**Aufgabenstellung:**
a) Drucken Sie aus dem Textabschnitt die Passage von „(Heiterkeit bei der“ bis „Aussagen möglich sind.“ wortgetreu ab.
b) Nennen Sie alle Behörden, Ministerien und Parteien, die im Textabschnitt namentlich vorkommen.

Meine Damen und Herren, nicht gerade hilfreich ist auch ein Schreiben aus dem Bundeskanzleramt, in dem man uns erstens mitteilt, nicht alle Rettungsmöglichkeiten genutzt zu haben, und in dem man uns anschließend um Informationen über das Unternehmen bittet. So gut ist man informiert.

(Heiterkeit bei der CDU)

Meine Damen und Herren, ich fasse noch einmal zusammen und stelle die jetzt konkret vorgesehenen Maßnahmen zur Standortsicherung dar:

1. Am 02.02. dieses Jahres werde ich im Wirtschaftsministerium mit dem Verwalter, Herrn Rechtsanwalt Müller-Heidenreich, verhandeln. Dabei wird es insbesondere um Gespräche gehen, die Herr Müller-Heidenreich mit möglichen Interessenten geführt hat. Weiterhin wird es um die Frage betrieblicher Aktivitäten während der Dauer des Insolvenzverfahrens gehen. Herr Müller-Heidenreich hat signalisiert, dass er zumindest die Ersatzteilfertigung und -lieferung aufrechterhalten wird, wobei über den Umfang noch keine Aussagen möglich sind.

**Datenzeilen:**
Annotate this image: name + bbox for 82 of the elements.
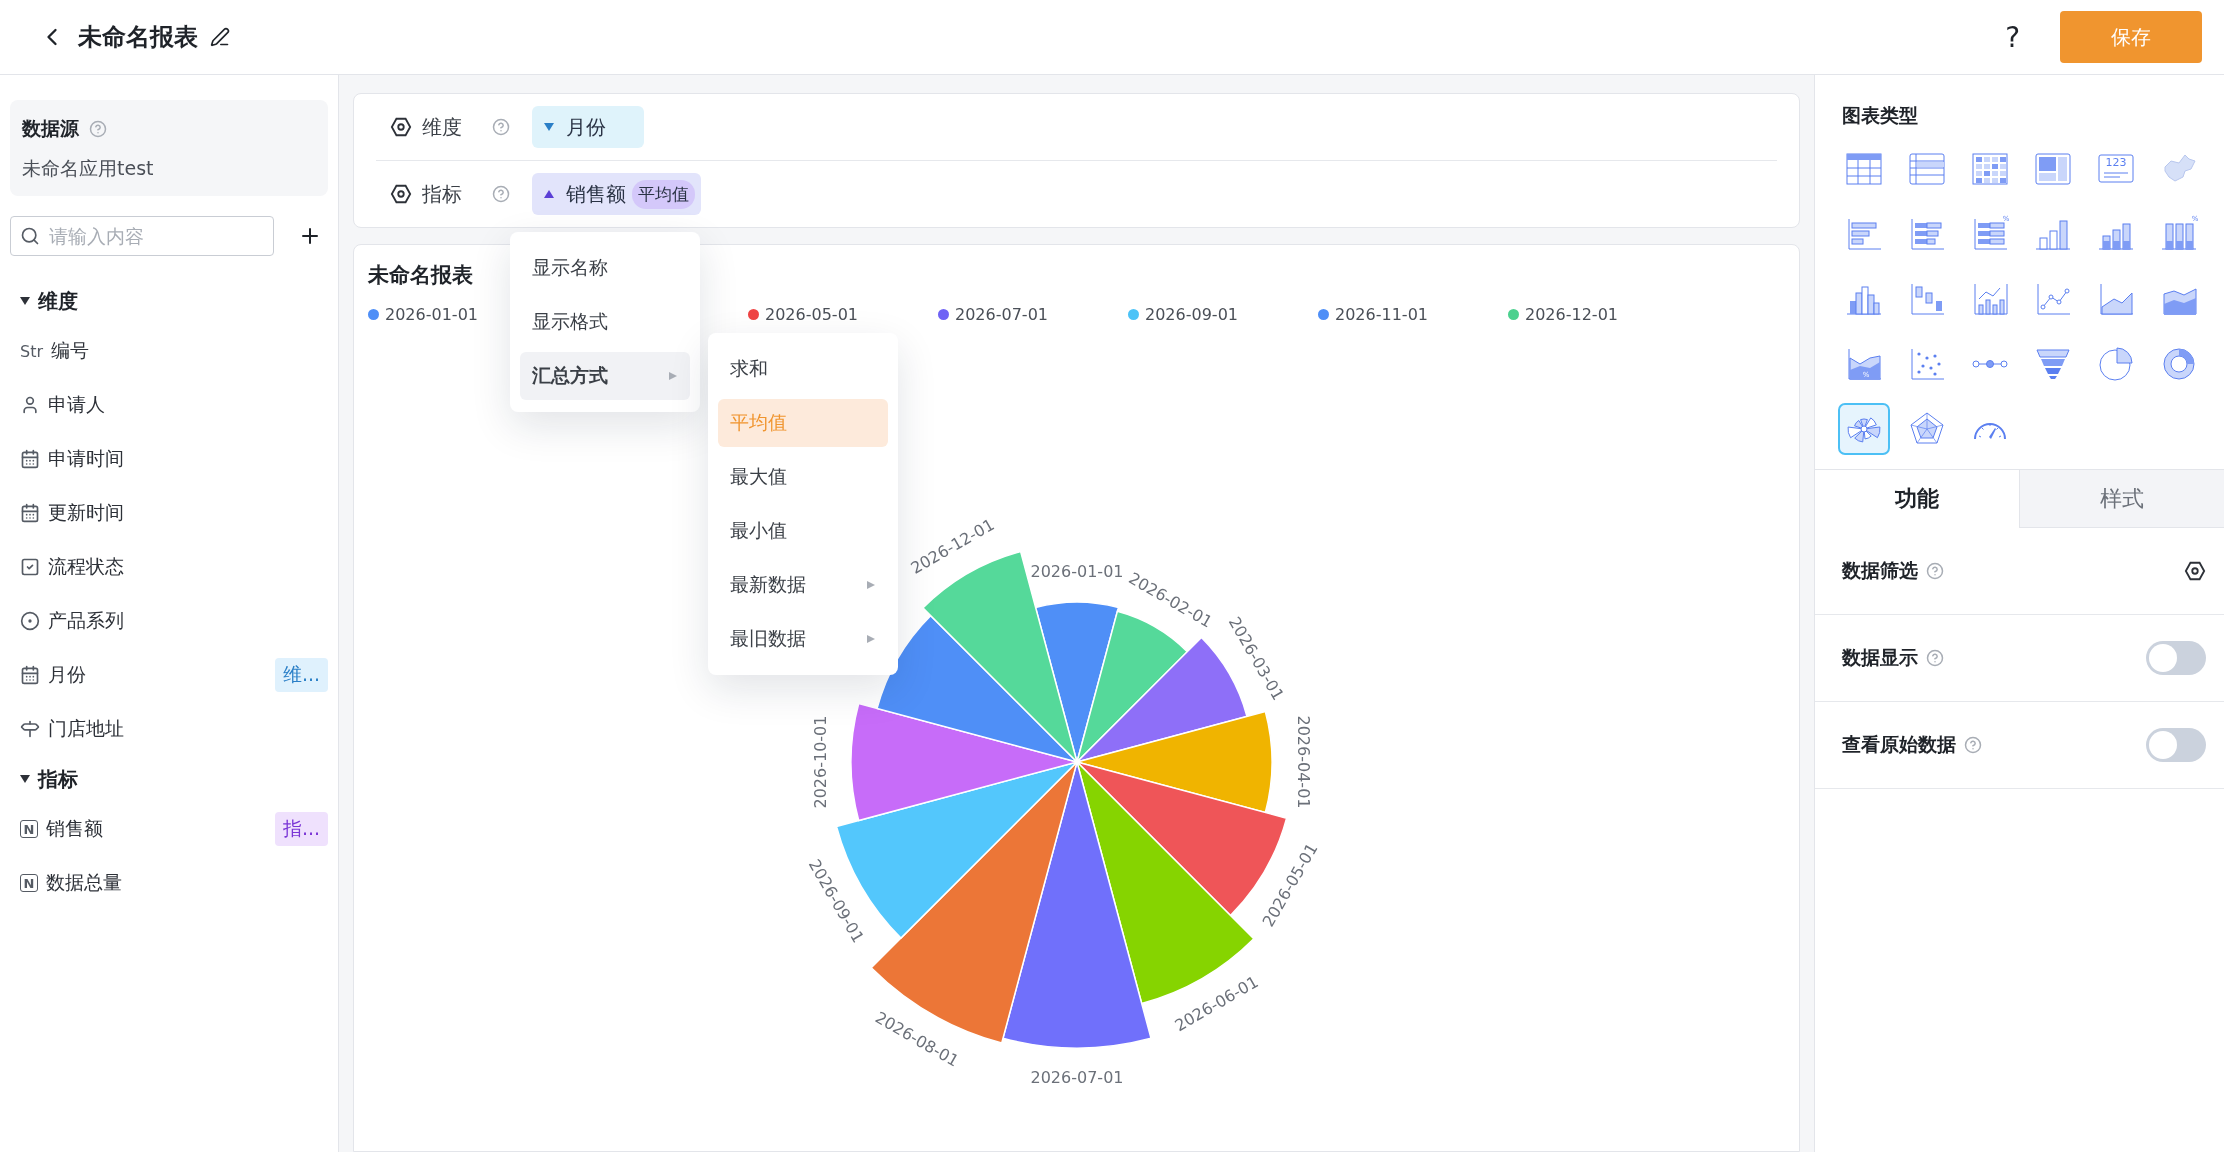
- setting-label: 数据显示: [1842, 645, 1918, 670]
- datasource-label: 数据源: [22, 116, 79, 141]
- help-icon: [492, 118, 510, 136]
- setting-label: 查看原始数据: [1842, 732, 1956, 757]
- number-type-icon: N: [20, 820, 38, 838]
- caret-right-icon: [866, 635, 876, 643]
- legend-item[interactable]: 2026-05-01: [748, 305, 938, 324]
- caret-down-icon: [20, 775, 30, 783]
- axis-label: 2026-01-01: [1030, 561, 1123, 581]
- field-name[interactable]: 产品系列: [48, 608, 328, 634]
- menu-item[interactable]: 显示名称: [520, 244, 690, 292]
- menu-item[interactable]: 最新数据: [718, 561, 888, 609]
- pencil-icon: [210, 27, 230, 47]
- chart-type-button[interactable]: [1838, 403, 1890, 455]
- panel-tab[interactable]: 样式: [2019, 470, 2224, 528]
- menu-item[interactable]: 最大值: [718, 453, 888, 501]
- field-name[interactable]: 流程状态: [48, 554, 328, 580]
- help-icon: [1926, 562, 1944, 580]
- report-title: 未命名报表: [78, 22, 198, 53]
- axis-label: 2026-04-01: [1293, 715, 1312, 809]
- axis-label: 2026-10-01: [810, 715, 829, 809]
- field-name[interactable]: 更新时间: [48, 500, 328, 526]
- target-icon: [20, 611, 40, 631]
- chart-title: 未命名报表: [368, 262, 473, 289]
- settings-icon: [390, 116, 412, 138]
- checkbox-icon: [20, 557, 40, 577]
- menu-item[interactable]: 显示格式: [520, 298, 690, 346]
- setting-label: 数据筛选: [1842, 558, 1918, 583]
- calendar-icon: [20, 449, 40, 469]
- field-name[interactable]: 数据总量: [46, 870, 328, 896]
- legend-item[interactable]: 2026-07-01: [938, 305, 1128, 324]
- legend-item[interactable]: 2026-12-01: [1508, 305, 1698, 324]
- slider-dots-icon: [1972, 359, 2008, 369]
- search-field[interactable]: 请输入内容: [10, 216, 274, 256]
- caret-down-icon: [544, 123, 554, 131]
- menu-item[interactable]: 汇总方式: [520, 352, 690, 400]
- field-chip[interactable]: 销售额 平均值: [532, 173, 701, 215]
- field-chip[interactable]: 月份: [532, 106, 644, 148]
- aggregation-tag: 平均值: [632, 179, 695, 209]
- person-icon: [20, 395, 40, 415]
- signpost-icon: [20, 719, 40, 739]
- number-type-icon: N: [20, 874, 38, 892]
- config-label: 指标: [422, 180, 462, 208]
- caret-up-icon: [544, 190, 554, 198]
- axis-label: 2026-07-01: [1030, 1067, 1123, 1087]
- field-name[interactable]: 月份: [48, 662, 267, 688]
- calendar-icon: [20, 665, 40, 685]
- field-name[interactable]: 门店地址: [48, 716, 328, 742]
- text-type-label: Str: [20, 341, 43, 361]
- help-icon: [492, 185, 510, 203]
- menu-item[interactable]: 最小值: [718, 507, 888, 555]
- caret-right-icon: [866, 581, 876, 589]
- calendar-icon: [20, 503, 40, 523]
- field-name[interactable]: 编号: [51, 338, 328, 364]
- help-icon: [1964, 736, 1982, 754]
- field-usage-tag: 维...: [274, 658, 328, 692]
- chart-type-button[interactable]: 123: [2090, 143, 2142, 195]
- field-usage-tag: 指...: [274, 812, 328, 846]
- help-button[interactable]: ?: [1999, 19, 2026, 55]
- panel-title: 图表类型: [1841, 103, 1919, 128]
- settings-button[interactable]: [2184, 560, 2206, 582]
- pie-chart-icon: [2096, 344, 2136, 384]
- menu-item[interactable]: 求和: [718, 345, 888, 393]
- settings-icon: [390, 183, 412, 205]
- field-group-header[interactable]: 指标: [10, 756, 88, 802]
- search-icon: [20, 226, 40, 246]
- help-icon: [1926, 649, 1944, 667]
- field-name[interactable]: 申请时间: [48, 446, 328, 472]
- field-group-header[interactable]: 维度: [10, 278, 88, 324]
- legend-item[interactable]: 2026-09-01: [1128, 305, 1318, 324]
- field-name[interactable]: 销售额: [46, 816, 267, 842]
- toggle-switch[interactable]: [2146, 728, 2206, 762]
- field-name[interactable]: 申请人: [48, 392, 328, 418]
- menu-item[interactable]: 最旧数据: [718, 615, 888, 663]
- config-label: 维度: [422, 113, 462, 141]
- legend-item[interactable]: 2026-11-01: [1318, 305, 1508, 324]
- toggle-switch[interactable]: [2146, 641, 2206, 675]
- edit-title-button[interactable]: [210, 27, 230, 47]
- datasource-name: 未命名应用test: [22, 156, 155, 181]
- help-icon: [89, 120, 107, 138]
- caret-right-icon: [668, 372, 678, 380]
- caret-down-icon: [20, 297, 30, 305]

**Lösungen:**
a)
(Heiterkeit bei der CDU)

Meine Damen und Herren, ich fasse noch einmal zusammen und stelle die jetzt konkret vorgesehenen Maßnahmen zur Standortsicherung dar:

1. Am 02.02. dieses Jahres werde ich im Wirtschaftsministerium mit dem Verwalter, Herrn Rechtsanwalt Müller-Heidenreich, verhandeln. Dabei wird es insbesondere um Gespräche gehen, die Herr Müller-Heidenreich mit möglichen Interessenten geführt hat. Weiterhin wird es um die Frage betrieblicher Aktivitäten während der Dauer des Insolvenzverfahrens gehen. Herr Müller-Heidenreich hat signalisiert, dass er zumindest die Ersatzteilfertigung und -lieferung aufrechterhalten wird, wobei über den Umfang noch keine Aussagen möglich sind.

b)
Bundeskanzleramt
CDU
Wirtschaftsministerium